> **What you are asked to do**
Collect every line below that contains the string "label", and copy each one in full.

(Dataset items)
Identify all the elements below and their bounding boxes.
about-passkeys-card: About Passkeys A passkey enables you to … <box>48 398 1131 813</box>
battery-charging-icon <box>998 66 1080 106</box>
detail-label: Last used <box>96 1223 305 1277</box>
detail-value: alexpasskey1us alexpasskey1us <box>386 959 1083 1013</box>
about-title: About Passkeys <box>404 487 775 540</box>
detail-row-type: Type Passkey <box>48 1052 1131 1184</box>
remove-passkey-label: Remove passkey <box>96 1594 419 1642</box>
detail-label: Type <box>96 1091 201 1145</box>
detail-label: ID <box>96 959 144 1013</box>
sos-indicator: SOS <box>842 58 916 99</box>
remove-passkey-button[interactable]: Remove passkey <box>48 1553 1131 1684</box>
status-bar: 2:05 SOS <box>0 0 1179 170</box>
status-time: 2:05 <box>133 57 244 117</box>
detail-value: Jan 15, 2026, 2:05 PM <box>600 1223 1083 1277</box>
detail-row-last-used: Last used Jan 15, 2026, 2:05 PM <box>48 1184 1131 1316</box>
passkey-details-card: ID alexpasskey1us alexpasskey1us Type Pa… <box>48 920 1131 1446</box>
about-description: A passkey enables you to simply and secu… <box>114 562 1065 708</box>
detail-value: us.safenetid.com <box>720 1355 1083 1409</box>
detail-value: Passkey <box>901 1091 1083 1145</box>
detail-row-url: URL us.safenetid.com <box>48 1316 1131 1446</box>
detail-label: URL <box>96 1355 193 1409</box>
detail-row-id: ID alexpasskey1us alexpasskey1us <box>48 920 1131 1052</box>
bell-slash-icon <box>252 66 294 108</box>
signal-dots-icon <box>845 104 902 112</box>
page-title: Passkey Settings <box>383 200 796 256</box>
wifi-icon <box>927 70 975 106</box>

> **Written answer**
detail-label: Last used <box>96 1223 305 1277</box>
remove-passkey-label: Remove passkey <box>96 1594 419 1642</box>
detail-label: Type <box>96 1091 201 1145</box>
detail-label: ID <box>96 959 144 1013</box>
detail-label: URL <box>96 1355 193 1409</box>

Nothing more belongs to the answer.